Information provided:
╭──

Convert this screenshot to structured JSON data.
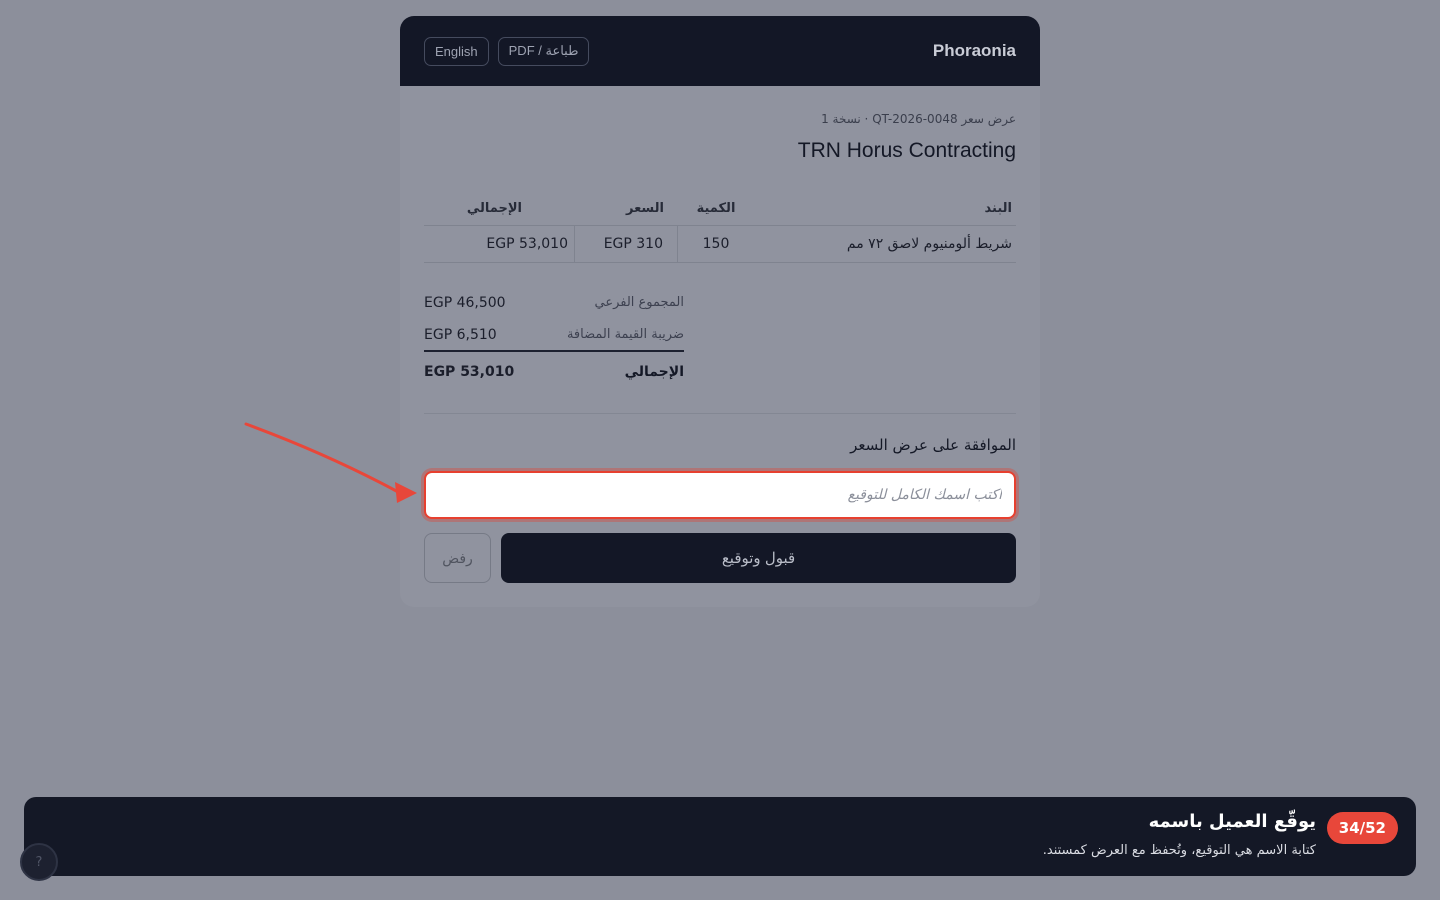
{
  "header": {
    "brand": "Phoraonia",
    "lang_button": "English",
    "print_button": "طباعة / PDF"
  },
  "quote": {
    "meta": "عرض سعر QT-2026-0048 · نسخة 1",
    "client_name": "TRN Horus Contracting"
  },
  "table": {
    "headers": {
      "item": "البند",
      "qty": "الكمية",
      "price": "السعر",
      "total": "الإجمالي"
    },
    "rows": [
      {
        "item": "شريط ألومنيوم لاصق ٧٢ مم",
        "qty": "150",
        "price": "EGP 310",
        "total": "EGP 53,010"
      }
    ]
  },
  "totals": {
    "subtotal_label": "المجموع الفرعي",
    "subtotal_value": "EGP 46,500",
    "vat_label": "ضريبة القيمة المضافة",
    "vat_value": "EGP 6,510",
    "grand_label": "الإجمالي",
    "grand_value": "EGP 53,010"
  },
  "acceptance": {
    "title": "الموافقة على عرض السعر",
    "signature_placeholder": "اكتب اسمك الكامل للتوقيع",
    "accept_button": "قبول وتوقيع",
    "reject_button": "رفض"
  },
  "tour": {
    "step": "34/52",
    "title": "يوقّع العميل باسمه",
    "description": "كتابة الاسم هي التوقيع، وتُحفظ مع العرض كمستند."
  },
  "colors": {
    "dark": "#131726",
    "highlight": "#e7402f",
    "badge": "#e8473a"
  }
}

╰──

Goal: Pick out the lines above that hold the string "الإجمالي" and show them.

Solved problem:
      "total": "الإجمالي"
    "grand_label": "الإجمالي",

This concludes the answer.